::: MATERIALS PROVIDED
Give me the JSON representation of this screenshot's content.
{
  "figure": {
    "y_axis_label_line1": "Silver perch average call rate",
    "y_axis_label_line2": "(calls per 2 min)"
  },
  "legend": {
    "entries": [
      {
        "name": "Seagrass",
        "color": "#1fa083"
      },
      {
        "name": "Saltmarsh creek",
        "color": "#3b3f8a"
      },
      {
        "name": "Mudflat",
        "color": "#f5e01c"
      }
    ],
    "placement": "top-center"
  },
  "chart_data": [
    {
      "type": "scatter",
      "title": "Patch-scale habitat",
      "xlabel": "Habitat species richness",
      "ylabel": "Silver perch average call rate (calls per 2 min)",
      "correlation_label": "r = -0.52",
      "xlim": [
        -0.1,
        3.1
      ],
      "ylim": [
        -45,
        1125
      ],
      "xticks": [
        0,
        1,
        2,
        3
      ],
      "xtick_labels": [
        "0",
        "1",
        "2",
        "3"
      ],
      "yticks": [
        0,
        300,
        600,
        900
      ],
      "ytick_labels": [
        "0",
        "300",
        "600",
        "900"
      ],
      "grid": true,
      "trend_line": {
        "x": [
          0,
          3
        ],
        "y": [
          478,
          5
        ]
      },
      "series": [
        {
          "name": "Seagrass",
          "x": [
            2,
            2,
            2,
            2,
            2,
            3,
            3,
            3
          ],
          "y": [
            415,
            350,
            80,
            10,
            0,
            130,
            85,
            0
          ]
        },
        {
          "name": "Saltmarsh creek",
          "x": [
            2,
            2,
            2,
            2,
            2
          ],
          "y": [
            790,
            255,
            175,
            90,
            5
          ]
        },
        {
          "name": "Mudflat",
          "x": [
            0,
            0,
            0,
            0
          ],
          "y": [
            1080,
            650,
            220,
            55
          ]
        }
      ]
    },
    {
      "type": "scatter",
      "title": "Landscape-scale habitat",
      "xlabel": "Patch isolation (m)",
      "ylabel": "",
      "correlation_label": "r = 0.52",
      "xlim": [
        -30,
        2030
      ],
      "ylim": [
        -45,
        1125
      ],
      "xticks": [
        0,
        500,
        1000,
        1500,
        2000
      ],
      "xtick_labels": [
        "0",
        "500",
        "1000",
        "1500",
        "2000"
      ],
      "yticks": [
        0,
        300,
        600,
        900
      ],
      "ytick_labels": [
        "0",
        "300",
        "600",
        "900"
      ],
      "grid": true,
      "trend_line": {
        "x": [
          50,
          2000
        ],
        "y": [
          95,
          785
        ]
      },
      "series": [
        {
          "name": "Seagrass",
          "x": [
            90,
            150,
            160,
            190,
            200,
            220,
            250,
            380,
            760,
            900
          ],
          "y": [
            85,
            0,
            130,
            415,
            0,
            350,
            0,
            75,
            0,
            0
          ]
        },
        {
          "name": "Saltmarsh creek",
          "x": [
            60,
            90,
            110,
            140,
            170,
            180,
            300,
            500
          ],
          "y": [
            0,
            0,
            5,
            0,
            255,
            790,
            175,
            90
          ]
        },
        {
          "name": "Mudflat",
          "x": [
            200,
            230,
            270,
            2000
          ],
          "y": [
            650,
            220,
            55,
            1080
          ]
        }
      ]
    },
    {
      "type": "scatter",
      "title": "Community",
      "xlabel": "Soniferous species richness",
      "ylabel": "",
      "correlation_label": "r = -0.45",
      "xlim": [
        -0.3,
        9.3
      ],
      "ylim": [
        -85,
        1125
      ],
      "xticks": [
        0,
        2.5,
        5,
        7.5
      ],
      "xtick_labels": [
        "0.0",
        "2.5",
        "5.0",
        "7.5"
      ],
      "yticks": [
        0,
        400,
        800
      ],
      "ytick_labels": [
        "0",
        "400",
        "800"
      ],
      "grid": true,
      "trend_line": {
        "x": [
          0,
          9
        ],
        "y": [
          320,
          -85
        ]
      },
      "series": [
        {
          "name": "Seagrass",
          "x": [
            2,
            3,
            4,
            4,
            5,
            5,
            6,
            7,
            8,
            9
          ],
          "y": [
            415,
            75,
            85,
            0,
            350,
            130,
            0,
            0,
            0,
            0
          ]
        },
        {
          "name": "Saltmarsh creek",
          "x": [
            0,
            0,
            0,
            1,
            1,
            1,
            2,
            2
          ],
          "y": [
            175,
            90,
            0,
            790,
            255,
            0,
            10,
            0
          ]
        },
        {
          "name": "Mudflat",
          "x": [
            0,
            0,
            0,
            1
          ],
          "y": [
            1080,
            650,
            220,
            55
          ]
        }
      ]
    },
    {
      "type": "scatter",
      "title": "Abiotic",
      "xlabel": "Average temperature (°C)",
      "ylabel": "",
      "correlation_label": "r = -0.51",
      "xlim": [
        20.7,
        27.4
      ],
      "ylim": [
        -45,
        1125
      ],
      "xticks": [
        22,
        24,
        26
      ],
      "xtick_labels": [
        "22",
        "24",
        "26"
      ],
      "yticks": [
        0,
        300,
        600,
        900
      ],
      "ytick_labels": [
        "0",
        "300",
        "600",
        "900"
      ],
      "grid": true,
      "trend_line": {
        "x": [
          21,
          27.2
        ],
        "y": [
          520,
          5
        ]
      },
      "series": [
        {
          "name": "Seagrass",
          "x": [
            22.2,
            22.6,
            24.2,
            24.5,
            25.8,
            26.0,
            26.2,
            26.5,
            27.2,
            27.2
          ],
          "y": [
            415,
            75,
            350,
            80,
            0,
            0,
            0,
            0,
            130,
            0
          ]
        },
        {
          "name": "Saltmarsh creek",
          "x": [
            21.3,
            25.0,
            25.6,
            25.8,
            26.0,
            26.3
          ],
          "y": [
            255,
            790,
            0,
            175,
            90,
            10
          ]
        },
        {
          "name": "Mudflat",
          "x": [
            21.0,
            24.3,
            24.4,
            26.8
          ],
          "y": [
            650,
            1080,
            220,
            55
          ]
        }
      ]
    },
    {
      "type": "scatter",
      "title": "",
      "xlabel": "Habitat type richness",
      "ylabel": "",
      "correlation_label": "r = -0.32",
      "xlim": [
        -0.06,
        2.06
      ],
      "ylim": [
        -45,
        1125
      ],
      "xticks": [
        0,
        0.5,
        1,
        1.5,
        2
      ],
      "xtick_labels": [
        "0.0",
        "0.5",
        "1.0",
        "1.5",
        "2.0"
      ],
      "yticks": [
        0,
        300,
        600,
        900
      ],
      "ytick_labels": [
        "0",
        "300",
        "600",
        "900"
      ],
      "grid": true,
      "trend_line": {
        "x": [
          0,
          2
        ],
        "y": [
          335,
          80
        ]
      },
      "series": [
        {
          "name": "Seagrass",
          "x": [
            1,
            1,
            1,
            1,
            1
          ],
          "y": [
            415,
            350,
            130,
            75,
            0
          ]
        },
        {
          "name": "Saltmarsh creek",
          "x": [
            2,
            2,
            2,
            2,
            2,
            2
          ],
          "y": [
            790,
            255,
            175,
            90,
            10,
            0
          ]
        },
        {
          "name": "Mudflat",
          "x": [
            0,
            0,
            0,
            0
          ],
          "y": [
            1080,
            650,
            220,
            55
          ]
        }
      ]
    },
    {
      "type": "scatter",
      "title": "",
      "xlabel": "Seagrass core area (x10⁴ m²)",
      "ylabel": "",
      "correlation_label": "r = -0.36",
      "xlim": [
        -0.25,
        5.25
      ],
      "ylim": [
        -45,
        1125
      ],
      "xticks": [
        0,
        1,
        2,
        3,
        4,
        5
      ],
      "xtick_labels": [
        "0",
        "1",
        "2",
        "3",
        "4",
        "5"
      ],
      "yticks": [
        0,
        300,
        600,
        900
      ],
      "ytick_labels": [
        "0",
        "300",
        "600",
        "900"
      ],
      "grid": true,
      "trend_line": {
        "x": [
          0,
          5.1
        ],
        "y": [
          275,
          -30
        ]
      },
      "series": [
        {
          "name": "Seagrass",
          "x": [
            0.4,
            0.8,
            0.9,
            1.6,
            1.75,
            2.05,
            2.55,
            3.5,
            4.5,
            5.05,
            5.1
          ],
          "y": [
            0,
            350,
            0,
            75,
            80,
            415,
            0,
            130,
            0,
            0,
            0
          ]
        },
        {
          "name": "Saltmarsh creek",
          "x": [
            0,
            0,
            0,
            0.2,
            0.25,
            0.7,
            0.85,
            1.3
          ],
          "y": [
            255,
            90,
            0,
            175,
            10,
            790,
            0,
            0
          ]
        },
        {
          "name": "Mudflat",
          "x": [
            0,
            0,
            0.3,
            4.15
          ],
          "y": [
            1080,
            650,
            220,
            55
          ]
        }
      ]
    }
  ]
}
::::::
## [WHAT YOU WILL DO]
Reproduce each line from the records that contains the word "xlabel".

## [THE COMPLETED TASK]
      "xlabel": "Habitat species richness",
      "xlabel": "Patch isolation (m)",
      "xlabel": "Soniferous species richness",
      "xlabel": "Average temperature (°C)",
      "xlabel": "Habitat type richness",
      "xlabel": "Seagrass core area (x10⁴ m²)",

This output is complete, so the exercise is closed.